Transcribe every line of the records verbatim.

# The input:
○ ○ ○ ○ ○

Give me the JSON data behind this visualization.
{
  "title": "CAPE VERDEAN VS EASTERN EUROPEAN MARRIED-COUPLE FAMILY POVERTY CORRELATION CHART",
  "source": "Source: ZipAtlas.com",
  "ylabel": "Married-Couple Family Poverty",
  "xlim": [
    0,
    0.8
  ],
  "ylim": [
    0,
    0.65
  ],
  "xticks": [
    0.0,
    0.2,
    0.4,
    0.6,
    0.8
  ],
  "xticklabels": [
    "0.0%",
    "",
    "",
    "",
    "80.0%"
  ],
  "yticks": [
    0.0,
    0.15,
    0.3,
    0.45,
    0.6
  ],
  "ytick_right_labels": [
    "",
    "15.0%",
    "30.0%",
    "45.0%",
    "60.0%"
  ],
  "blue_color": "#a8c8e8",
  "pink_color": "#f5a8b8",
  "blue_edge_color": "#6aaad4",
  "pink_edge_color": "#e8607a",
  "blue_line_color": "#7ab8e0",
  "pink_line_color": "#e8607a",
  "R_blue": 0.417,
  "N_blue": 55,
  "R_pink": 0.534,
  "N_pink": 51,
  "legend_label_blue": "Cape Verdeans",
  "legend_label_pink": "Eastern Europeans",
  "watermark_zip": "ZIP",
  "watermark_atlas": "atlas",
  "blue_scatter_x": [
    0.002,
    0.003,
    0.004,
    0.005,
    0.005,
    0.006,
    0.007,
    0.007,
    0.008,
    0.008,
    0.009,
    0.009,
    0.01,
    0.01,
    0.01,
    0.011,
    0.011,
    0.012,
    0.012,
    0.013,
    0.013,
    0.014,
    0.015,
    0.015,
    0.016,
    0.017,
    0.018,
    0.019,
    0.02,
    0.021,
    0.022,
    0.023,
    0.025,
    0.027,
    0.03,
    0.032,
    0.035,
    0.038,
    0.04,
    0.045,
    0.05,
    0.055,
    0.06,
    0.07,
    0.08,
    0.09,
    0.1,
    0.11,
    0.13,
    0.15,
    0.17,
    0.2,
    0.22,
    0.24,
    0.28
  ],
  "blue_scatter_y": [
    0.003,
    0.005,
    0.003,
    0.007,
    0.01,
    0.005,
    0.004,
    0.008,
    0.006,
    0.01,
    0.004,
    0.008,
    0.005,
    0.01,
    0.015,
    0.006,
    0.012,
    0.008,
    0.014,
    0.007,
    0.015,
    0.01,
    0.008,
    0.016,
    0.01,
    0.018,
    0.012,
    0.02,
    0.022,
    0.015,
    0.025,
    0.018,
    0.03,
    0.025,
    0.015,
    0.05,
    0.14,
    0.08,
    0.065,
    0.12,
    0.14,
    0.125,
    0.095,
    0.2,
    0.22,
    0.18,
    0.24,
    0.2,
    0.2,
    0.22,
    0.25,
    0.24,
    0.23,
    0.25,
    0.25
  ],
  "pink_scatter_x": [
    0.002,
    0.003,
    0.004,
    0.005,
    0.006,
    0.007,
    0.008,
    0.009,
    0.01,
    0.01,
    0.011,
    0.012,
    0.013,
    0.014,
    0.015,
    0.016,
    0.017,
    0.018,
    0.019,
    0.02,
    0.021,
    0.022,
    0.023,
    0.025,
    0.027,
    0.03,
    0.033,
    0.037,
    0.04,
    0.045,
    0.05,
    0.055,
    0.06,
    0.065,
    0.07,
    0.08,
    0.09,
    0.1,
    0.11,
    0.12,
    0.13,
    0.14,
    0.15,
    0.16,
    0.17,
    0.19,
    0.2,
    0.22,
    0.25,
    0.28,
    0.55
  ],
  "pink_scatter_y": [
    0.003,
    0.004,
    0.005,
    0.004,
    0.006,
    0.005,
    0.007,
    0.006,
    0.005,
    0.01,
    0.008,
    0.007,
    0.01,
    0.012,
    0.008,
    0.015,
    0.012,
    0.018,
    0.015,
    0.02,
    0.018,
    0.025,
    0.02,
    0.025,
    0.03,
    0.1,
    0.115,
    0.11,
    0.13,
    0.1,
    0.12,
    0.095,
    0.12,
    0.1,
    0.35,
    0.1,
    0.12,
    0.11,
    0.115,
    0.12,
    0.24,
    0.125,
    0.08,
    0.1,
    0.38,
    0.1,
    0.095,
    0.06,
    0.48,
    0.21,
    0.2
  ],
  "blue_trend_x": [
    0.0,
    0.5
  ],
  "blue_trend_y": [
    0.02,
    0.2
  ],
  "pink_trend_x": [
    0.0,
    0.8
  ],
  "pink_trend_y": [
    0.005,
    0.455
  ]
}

○ ○ ○ ○ ○

# Output for this exercise:
Give me the JSON data behind this visualization.
{
  "title": "CAPE VERDEAN VS EASTERN EUROPEAN MARRIED-COUPLE FAMILY POVERTY CORRELATION CHART",
  "source": "Source: ZipAtlas.com",
  "ylabel": "Married-Couple Family Poverty",
  "xlim": [
    0,
    0.8
  ],
  "ylim": [
    0,
    0.65
  ],
  "xticks": [
    0.0,
    0.2,
    0.4,
    0.6,
    0.8
  ],
  "xticklabels": [
    "0.0%",
    "",
    "",
    "",
    "80.0%"
  ],
  "yticks": [
    0.0,
    0.15,
    0.3,
    0.45,
    0.6
  ],
  "ytick_right_labels": [
    "",
    "15.0%",
    "30.0%",
    "45.0%",
    "60.0%"
  ],
  "blue_color": "#a8c8e8",
  "pink_color": "#f5a8b8",
  "blue_edge_color": "#6aaad4",
  "pink_edge_color": "#e8607a",
  "blue_line_color": "#7ab8e0",
  "pink_line_color": "#e8607a",
  "R_blue": 0.417,
  "N_blue": 55,
  "R_pink": 0.534,
  "N_pink": 51,
  "legend_label_blue": "Cape Verdeans",
  "legend_label_pink": "Eastern Europeans",
  "watermark_zip": "ZIP",
  "watermark_atlas": "atlas",
  "blue_scatter_x": [
    0.002,
    0.003,
    0.004,
    0.005,
    0.005,
    0.006,
    0.007,
    0.007,
    0.008,
    0.008,
    0.009,
    0.009,
    0.01,
    0.01,
    0.01,
    0.011,
    0.011,
    0.012,
    0.012,
    0.013,
    0.013,
    0.014,
    0.015,
    0.015,
    0.016,
    0.017,
    0.018,
    0.019,
    0.02,
    0.021,
    0.022,
    0.023,
    0.025,
    0.027,
    0.03,
    0.032,
    0.035,
    0.038,
    0.04,
    0.045,
    0.05,
    0.055,
    0.06,
    0.07,
    0.08,
    0.09,
    0.1,
    0.11,
    0.13,
    0.15,
    0.17,
    0.2,
    0.22,
    0.24,
    0.28
  ],
  "blue_scatter_y": [
    0.003,
    0.005,
    0.003,
    0.007,
    0.01,
    0.005,
    0.004,
    0.008,
    0.006,
    0.01,
    0.004,
    0.008,
    0.005,
    0.01,
    0.015,
    0.006,
    0.012,
    0.008,
    0.014,
    0.007,
    0.015,
    0.01,
    0.008,
    0.016,
    0.01,
    0.018,
    0.012,
    0.02,
    0.022,
    0.015,
    0.025,
    0.018,
    0.03,
    0.025,
    0.015,
    0.05,
    0.14,
    0.08,
    0.065,
    0.12,
    0.14,
    0.125,
    0.095,
    0.2,
    0.22,
    0.18,
    0.24,
    0.2,
    0.2,
    0.22,
    0.25,
    0.24,
    0.23,
    0.25,
    0.25
  ],
  "pink_scatter_x": [
    0.002,
    0.003,
    0.004,
    0.005,
    0.006,
    0.007,
    0.008,
    0.009,
    0.01,
    0.01,
    0.011,
    0.012,
    0.013,
    0.014,
    0.015,
    0.016,
    0.017,
    0.018,
    0.019,
    0.02,
    0.021,
    0.022,
    0.023,
    0.025,
    0.027,
    0.03,
    0.033,
    0.037,
    0.04,
    0.045,
    0.05,
    0.055,
    0.06,
    0.065,
    0.07,
    0.08,
    0.09,
    0.1,
    0.11,
    0.12,
    0.13,
    0.14,
    0.15,
    0.16,
    0.17,
    0.19,
    0.2,
    0.22,
    0.25,
    0.28,
    0.55
  ],
  "pink_scatter_y": [
    0.003,
    0.004,
    0.005,
    0.004,
    0.006,
    0.005,
    0.007,
    0.006,
    0.005,
    0.01,
    0.008,
    0.007,
    0.01,
    0.012,
    0.008,
    0.015,
    0.012,
    0.018,
    0.015,
    0.02,
    0.018,
    0.025,
    0.02,
    0.025,
    0.03,
    0.1,
    0.115,
    0.11,
    0.13,
    0.1,
    0.12,
    0.095,
    0.12,
    0.1,
    0.35,
    0.1,
    0.12,
    0.11,
    0.115,
    0.12,
    0.24,
    0.125,
    0.08,
    0.1,
    0.38,
    0.1,
    0.095,
    0.06,
    0.48,
    0.21,
    0.2
  ],
  "blue_trend_x": [
    0.0,
    0.5
  ],
  "blue_trend_y": [
    0.02,
    0.2
  ],
  "pink_trend_x": [
    0.0,
    0.8
  ],
  "pink_trend_y": [
    0.005,
    0.455
  ]
}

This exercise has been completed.